▸ **GIVEN PASSAGE**:

Safety need to be improved

As air transport grows, take-offs become more tightly spaced and more and more planes are circling airports as they wait for permission to land, the potential for disasters increases.

Last year alone, international air traffic grew by 5.9 percent. Parallel to this increase, the minimum distance between aircraft in the air in European airspace has decreased. The minimum vertical distance between aircraft has been halved from 600 metres to 300 for planes flying above 29000 feet. The idea has been to increase airspace capacity by 20 percent. Routes are shortened, and airlines expect to save the huge sum of NOK 30 billion a year in fuel costs alone.

But what above safety up there? In the wake of a number of disasters in the air in 2001 and 2002, the EU took up the problem and resolved that certain aspects of the industry should be studied in detail and evaluated in terms of safety. Several projects were launched under its 6th Framework Programme. One of these was the HASTEC project, which was to develop the next generation of pressure sensors for better aircraft altitude measurement.

Next-generation sensors

“There is a need for aircraft sensors that are more accurate than current models, which are large and reliable, but expensive systems,” says Sigurd Moe of SINTEF ICT. “Among other things, they need to be more stable throughout their life-cycle. The problem with current sensors is that they need to be checked and calibrated regularly, and this is an expensive process since the aircraft needs to be grounded.

▸ **WHAT YOU NEED TO DO**: Transcribe the part of the aviation safety text from "Safety need to" up to and including "fuel costs alone.".

▸ **COLLECTED MATERIAL**:
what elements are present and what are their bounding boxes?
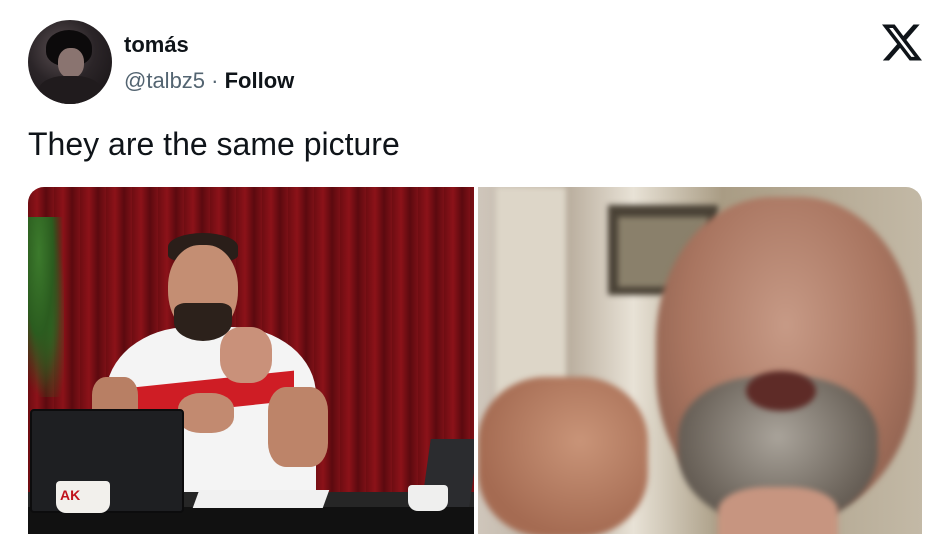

▸ **COMPLETE RESPONSE**:
Safety need to be improved

As air transport grows, take-offs become more tightly spaced and more and more planes are circling airports as they wait for permission to land, the potential for disasters increases.

Last year alone, international air traffic grew by 5.9 percent. Parallel to this increase, the minimum distance between aircraft in the air in European airspace has decreased. The minimum vertical distance between aircraft has been halved from 600 metres to 300 for planes flying above 29000 feet. The idea has been to increase airspace capacity by 20 percent. Routes are shortened, and airlines expect to save the huge sum of NOK 30 billion a year in fuel costs alone.